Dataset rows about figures
____________________
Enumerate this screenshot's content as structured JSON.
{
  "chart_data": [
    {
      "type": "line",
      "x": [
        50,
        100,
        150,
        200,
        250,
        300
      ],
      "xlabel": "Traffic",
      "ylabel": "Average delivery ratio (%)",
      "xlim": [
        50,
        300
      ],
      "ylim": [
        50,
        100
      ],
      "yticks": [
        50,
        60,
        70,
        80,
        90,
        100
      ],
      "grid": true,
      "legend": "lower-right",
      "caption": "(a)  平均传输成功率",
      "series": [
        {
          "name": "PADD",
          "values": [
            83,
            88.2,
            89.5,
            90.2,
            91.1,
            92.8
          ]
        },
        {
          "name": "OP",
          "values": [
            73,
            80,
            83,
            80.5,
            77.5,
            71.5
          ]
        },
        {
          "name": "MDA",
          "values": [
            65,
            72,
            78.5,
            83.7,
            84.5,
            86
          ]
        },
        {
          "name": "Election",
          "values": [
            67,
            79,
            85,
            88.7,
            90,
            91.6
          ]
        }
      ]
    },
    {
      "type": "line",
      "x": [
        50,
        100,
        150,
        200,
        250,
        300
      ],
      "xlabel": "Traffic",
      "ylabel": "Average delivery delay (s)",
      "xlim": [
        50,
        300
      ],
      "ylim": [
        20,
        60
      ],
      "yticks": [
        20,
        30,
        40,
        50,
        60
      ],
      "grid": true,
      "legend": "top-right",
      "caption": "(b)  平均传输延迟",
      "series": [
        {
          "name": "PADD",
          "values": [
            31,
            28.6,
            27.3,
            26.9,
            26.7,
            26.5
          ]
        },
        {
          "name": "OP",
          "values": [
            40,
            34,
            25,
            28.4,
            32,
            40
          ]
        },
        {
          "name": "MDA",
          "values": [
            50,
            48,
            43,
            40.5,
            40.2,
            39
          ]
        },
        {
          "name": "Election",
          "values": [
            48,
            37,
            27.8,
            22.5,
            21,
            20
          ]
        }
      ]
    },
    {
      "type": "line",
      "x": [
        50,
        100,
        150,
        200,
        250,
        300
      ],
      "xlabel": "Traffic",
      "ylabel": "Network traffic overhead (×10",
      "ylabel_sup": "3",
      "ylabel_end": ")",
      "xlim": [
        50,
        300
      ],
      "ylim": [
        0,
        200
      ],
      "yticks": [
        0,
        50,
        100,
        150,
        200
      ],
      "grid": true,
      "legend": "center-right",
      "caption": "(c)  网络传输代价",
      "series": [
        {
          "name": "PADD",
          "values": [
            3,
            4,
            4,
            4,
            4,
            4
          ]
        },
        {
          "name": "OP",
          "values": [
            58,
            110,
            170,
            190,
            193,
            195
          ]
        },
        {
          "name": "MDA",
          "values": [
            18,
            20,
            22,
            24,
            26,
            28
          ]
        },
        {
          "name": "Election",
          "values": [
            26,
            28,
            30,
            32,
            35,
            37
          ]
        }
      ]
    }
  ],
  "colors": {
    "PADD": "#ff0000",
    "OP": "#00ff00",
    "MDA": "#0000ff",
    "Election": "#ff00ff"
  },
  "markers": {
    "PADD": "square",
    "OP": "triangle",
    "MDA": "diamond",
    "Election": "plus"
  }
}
____________________
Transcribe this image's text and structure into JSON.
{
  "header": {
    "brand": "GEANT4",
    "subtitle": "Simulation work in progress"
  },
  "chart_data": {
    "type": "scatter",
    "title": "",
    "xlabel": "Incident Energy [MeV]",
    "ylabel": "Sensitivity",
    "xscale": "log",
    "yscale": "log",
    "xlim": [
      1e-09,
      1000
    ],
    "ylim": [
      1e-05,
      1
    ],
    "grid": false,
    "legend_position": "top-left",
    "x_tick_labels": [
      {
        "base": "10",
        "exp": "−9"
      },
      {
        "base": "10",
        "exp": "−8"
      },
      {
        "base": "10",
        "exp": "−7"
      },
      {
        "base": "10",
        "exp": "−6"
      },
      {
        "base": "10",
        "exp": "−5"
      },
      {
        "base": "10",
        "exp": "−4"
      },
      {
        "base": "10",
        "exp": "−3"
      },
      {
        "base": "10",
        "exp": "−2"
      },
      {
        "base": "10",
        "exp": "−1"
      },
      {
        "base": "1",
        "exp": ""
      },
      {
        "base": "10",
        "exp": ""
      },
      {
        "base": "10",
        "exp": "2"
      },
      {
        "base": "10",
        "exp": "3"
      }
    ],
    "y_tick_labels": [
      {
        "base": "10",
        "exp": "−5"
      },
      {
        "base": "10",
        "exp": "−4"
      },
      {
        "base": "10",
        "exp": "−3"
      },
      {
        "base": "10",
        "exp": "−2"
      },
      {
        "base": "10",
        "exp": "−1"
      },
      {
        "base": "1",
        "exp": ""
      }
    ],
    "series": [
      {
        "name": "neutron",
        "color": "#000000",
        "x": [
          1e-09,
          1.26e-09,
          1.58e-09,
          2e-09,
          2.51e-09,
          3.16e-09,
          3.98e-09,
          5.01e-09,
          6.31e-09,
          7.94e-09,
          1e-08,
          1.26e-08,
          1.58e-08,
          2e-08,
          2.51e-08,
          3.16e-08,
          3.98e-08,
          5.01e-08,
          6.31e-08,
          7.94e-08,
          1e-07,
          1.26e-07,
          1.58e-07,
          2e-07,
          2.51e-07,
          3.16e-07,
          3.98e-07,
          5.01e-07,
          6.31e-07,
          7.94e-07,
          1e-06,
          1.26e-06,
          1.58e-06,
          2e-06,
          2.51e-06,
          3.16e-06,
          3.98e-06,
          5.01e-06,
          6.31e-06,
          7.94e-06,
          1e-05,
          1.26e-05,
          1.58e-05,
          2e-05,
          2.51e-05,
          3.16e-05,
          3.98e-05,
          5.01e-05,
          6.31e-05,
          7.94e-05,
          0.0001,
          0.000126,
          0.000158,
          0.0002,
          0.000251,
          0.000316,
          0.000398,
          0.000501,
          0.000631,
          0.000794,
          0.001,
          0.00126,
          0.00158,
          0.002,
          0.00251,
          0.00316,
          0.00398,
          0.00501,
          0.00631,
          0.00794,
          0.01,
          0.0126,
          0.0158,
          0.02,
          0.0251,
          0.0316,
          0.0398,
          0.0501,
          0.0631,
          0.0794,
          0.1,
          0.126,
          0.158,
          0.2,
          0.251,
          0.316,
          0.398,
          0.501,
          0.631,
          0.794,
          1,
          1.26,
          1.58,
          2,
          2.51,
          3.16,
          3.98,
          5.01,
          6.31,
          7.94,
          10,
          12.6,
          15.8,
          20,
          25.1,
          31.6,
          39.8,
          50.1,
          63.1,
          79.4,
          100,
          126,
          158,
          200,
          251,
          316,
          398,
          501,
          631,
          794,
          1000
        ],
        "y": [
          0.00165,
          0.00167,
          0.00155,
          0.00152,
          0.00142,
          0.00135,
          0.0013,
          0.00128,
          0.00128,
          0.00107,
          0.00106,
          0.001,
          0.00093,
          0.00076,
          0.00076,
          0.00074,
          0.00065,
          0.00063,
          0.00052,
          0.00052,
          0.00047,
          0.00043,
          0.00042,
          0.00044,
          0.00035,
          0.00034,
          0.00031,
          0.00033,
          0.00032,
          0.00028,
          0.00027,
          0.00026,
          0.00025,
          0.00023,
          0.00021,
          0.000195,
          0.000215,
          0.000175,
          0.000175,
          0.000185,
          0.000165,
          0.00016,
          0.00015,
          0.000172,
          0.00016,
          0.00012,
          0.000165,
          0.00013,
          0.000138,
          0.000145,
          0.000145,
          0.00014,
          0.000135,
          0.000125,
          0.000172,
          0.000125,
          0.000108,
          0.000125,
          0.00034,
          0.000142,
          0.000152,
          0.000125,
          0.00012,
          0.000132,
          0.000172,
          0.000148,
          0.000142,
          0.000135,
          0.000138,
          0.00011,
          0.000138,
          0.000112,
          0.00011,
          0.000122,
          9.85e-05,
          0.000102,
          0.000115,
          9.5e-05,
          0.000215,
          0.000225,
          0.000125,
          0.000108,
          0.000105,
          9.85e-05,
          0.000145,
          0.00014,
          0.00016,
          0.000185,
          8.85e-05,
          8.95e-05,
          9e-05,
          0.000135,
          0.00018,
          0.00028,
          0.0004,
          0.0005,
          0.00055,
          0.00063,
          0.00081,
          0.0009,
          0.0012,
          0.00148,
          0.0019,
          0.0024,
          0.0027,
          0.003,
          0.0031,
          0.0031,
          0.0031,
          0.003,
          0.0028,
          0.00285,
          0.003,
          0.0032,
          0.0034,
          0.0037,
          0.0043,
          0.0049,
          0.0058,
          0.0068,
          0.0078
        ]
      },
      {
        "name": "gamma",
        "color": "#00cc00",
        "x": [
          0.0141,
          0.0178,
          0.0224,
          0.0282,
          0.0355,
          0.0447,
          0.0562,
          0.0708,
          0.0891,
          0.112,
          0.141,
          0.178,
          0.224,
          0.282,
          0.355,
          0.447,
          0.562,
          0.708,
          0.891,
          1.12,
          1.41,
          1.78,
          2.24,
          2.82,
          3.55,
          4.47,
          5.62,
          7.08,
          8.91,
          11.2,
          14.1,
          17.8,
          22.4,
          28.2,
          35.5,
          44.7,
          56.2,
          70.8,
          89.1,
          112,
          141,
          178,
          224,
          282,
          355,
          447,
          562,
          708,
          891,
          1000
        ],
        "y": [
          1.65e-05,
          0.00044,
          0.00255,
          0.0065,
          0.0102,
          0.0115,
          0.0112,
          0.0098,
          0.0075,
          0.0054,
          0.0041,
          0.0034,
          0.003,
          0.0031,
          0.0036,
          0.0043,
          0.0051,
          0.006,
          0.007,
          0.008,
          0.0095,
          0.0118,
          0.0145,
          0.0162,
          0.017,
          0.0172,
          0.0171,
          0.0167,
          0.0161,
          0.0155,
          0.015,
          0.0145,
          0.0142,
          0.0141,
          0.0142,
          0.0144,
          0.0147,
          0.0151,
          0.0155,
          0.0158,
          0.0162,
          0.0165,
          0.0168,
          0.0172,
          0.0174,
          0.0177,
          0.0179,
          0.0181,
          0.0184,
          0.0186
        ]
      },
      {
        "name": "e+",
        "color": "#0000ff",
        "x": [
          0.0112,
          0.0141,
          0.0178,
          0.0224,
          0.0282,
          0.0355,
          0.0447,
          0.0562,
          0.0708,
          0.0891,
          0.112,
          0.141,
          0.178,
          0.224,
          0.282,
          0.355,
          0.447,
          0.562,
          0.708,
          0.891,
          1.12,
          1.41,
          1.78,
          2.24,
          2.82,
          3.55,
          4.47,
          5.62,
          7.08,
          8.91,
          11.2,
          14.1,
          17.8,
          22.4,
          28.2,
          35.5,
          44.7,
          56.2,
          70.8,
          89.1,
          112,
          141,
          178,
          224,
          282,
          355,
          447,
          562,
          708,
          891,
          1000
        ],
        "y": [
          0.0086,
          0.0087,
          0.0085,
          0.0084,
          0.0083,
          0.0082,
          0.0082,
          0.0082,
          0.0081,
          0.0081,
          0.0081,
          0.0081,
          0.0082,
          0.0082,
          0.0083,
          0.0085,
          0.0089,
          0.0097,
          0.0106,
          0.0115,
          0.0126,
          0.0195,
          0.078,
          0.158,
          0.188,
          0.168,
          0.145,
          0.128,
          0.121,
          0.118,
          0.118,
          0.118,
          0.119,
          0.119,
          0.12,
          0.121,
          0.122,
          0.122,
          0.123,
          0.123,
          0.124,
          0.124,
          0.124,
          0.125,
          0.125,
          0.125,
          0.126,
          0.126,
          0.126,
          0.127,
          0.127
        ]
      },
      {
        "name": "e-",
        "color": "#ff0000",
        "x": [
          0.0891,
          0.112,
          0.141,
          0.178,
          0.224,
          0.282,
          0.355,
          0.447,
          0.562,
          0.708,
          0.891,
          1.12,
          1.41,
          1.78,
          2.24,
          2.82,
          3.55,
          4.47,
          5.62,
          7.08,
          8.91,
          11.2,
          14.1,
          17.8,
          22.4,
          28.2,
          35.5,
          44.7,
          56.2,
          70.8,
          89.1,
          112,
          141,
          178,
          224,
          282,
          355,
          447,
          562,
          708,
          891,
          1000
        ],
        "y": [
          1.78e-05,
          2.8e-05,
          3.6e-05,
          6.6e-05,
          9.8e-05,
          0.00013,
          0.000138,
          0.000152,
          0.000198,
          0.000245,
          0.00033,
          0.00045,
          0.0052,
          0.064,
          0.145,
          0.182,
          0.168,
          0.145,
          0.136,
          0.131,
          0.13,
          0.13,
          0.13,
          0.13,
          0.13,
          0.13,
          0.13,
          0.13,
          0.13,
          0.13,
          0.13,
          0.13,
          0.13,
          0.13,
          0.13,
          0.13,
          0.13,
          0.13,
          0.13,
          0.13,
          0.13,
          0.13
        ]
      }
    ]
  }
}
____________________
From the entries above, list each line with "right" in it.

- **Task output**:
      "legend": "lower-right",
      "legend": "top-right",
      "legend": "center-right",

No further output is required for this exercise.